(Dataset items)
++++++++
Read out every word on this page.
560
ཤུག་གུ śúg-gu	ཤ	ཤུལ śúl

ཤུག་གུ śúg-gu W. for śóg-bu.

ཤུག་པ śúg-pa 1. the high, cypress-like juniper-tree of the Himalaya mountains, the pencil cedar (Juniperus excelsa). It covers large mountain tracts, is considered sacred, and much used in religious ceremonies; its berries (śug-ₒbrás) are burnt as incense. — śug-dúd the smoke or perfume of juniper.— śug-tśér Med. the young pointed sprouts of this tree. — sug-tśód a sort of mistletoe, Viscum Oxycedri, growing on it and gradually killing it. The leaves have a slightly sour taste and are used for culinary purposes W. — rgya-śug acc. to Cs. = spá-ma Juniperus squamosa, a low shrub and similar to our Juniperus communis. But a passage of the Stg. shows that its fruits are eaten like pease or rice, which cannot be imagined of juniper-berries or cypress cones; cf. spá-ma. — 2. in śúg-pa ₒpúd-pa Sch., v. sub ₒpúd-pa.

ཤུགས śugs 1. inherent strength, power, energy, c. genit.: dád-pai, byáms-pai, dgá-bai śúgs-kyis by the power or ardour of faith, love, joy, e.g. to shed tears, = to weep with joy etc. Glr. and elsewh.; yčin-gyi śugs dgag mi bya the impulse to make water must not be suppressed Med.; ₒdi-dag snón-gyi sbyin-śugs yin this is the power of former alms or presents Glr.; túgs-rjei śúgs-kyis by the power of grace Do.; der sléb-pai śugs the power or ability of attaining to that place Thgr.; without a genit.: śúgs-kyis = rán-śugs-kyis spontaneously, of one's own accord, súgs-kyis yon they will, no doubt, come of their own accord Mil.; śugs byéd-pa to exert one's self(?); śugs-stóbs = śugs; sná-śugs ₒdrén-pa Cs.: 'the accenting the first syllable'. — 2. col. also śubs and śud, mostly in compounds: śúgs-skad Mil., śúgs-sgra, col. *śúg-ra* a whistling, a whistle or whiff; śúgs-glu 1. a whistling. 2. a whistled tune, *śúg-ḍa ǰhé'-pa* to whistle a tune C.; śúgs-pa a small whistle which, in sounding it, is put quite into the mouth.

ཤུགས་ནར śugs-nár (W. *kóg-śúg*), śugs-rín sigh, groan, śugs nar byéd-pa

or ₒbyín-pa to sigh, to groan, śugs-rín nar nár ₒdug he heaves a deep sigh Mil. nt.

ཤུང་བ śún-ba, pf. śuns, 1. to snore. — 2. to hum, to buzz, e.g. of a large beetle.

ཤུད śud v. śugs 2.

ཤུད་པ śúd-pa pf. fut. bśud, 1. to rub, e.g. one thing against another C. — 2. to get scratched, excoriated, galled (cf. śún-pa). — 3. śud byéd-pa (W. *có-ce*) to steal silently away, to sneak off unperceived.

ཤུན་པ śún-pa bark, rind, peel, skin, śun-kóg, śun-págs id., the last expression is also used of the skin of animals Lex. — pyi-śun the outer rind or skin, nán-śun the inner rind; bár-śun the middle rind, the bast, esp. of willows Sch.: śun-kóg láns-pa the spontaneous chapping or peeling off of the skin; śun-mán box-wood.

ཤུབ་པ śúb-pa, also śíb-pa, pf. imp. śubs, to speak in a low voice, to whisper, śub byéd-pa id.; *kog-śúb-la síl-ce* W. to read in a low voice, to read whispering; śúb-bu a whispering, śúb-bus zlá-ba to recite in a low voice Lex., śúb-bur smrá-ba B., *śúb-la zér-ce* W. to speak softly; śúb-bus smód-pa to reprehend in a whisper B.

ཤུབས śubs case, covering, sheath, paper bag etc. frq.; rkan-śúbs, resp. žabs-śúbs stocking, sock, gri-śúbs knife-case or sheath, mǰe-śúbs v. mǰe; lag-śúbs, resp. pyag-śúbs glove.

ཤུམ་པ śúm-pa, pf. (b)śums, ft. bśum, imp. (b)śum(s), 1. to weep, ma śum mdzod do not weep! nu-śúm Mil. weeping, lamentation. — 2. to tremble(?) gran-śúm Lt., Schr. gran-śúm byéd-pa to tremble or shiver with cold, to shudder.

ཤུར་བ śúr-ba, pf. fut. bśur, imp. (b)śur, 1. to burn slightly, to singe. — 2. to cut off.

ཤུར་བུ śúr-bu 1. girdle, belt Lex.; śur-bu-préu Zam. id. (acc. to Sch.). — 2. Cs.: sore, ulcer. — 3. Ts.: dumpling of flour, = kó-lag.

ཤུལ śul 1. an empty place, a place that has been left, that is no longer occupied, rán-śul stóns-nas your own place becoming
++++++++
* [Instruction] Go through the material above and count the lines that contain "sigh"; give that number alone.

* [Problem solution] 2